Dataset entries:
* * * * * * *

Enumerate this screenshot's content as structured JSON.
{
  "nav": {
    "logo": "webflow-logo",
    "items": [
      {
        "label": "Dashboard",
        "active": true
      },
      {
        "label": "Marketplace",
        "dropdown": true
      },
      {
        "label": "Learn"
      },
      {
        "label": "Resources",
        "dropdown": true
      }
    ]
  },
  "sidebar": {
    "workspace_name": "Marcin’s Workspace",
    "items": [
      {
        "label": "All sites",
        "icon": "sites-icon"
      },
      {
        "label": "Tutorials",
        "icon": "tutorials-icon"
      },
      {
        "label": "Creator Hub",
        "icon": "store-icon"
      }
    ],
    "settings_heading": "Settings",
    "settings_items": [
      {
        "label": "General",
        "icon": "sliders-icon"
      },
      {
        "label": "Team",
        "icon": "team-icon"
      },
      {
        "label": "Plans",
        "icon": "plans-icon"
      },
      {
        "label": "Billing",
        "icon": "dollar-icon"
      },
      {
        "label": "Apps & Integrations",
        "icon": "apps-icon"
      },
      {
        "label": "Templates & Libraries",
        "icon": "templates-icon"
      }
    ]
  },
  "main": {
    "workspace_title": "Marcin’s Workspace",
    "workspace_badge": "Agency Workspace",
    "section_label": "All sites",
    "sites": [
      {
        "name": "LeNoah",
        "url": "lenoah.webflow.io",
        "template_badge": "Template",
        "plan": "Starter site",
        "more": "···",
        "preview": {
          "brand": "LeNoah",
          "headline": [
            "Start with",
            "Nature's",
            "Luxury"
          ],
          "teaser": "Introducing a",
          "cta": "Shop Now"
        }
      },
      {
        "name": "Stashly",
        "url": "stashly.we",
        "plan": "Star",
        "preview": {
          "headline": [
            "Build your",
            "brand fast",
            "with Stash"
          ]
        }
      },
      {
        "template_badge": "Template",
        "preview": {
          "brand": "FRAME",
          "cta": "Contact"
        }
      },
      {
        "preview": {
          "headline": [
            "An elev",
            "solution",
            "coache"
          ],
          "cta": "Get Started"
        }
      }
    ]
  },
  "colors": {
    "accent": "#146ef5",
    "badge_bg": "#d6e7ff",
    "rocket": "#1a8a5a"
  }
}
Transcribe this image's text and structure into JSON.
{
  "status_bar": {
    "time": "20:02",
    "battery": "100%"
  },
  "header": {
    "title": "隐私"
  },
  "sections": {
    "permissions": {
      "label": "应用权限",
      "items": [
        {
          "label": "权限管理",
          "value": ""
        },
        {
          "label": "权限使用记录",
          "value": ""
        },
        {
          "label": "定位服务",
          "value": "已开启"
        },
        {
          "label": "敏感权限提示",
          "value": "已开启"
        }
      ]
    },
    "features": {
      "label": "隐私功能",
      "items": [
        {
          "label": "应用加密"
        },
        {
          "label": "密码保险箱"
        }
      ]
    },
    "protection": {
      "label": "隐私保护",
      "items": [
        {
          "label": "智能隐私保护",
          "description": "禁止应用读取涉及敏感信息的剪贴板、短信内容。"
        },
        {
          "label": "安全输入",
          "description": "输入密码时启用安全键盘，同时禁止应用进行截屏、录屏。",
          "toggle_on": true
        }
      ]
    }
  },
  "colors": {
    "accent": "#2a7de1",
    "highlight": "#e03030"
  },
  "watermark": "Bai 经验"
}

* * * * * * *

PROBLEM TO SOLVE:
Find the lines above that include the string "this" and copy them.

ANSWER TO THE PROBLEM:
Enumerate this screenshot's content as structured JSON.
Transcribe this image's text and structure into JSON.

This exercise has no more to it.